■ **Task description**
Extract every line from the records below that contains the word "Ευρωζώνη".

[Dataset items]
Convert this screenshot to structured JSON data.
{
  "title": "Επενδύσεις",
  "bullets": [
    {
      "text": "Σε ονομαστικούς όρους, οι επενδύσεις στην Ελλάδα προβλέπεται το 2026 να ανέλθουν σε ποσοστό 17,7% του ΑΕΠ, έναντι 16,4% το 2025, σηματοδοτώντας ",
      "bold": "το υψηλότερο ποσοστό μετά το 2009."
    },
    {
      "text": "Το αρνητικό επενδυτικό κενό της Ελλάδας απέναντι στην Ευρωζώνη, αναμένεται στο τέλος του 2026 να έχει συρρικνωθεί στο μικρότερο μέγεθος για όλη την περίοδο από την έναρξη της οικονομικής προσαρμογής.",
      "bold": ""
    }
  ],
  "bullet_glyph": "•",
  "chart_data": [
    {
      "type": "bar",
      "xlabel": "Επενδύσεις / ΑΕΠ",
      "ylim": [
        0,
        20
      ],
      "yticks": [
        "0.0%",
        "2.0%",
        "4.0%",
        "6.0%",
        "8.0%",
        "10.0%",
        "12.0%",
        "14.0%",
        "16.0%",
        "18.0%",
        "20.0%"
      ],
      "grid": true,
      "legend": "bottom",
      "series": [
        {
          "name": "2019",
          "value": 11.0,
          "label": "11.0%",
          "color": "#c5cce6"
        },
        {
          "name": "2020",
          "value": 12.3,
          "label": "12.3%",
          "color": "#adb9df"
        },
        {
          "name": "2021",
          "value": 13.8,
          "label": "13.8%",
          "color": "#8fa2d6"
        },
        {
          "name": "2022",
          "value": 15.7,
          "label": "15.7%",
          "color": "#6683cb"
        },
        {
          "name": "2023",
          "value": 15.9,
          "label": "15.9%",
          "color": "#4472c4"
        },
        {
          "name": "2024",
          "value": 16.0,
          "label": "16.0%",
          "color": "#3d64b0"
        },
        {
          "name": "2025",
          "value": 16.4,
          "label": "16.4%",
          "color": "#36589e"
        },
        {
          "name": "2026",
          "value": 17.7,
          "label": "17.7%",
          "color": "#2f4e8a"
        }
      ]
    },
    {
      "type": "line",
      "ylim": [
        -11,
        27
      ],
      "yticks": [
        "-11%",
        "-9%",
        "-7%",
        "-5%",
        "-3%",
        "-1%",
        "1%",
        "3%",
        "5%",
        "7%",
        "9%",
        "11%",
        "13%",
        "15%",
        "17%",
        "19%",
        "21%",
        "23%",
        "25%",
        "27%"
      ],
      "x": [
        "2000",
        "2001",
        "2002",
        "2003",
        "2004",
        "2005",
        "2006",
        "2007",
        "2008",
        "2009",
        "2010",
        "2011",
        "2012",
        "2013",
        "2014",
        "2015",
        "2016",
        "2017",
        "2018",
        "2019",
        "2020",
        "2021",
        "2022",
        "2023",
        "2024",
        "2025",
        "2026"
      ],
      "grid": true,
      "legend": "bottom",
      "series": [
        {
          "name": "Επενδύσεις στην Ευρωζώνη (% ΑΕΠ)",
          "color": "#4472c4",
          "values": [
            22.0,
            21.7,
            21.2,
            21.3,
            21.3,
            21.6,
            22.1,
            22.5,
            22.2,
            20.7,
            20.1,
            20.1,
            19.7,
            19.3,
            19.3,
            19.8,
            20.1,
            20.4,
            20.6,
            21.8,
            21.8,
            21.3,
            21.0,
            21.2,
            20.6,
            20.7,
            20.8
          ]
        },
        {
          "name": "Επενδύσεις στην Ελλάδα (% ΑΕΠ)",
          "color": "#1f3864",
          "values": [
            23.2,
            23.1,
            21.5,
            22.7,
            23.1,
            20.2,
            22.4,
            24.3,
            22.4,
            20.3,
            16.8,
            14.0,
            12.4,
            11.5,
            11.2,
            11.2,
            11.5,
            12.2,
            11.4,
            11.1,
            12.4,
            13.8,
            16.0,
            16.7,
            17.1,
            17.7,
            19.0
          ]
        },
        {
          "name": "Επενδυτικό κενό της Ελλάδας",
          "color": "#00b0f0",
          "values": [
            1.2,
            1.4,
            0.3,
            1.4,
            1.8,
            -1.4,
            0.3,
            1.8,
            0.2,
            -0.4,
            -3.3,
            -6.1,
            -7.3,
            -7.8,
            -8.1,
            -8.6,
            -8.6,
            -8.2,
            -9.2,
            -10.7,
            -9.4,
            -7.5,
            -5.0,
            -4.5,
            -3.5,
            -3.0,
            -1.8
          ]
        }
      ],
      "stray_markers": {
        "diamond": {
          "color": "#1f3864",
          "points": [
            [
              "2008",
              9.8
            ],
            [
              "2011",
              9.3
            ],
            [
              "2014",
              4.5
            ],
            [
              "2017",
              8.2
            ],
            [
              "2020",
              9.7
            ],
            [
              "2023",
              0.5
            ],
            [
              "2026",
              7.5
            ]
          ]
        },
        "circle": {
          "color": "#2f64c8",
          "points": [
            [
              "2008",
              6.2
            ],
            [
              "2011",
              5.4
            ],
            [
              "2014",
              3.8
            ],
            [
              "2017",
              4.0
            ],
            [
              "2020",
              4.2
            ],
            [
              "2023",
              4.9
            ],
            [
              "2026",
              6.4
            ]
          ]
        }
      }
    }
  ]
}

■ **Exercise result**
      "text": "Το αρνητικό επενδυτικό κενό της Ελλάδας απέναντι στην Ευρωζώνη, αναμένεται στο τέλος του 2026 να έχει συρρικνωθεί στο μικρότερο μέγεθος για όλη την περίοδο από την έναρξη της οικονομικής προσαρμογής.",
          "name": "Επενδύσεις στην Ευρωζώνη (% ΑΕΠ)",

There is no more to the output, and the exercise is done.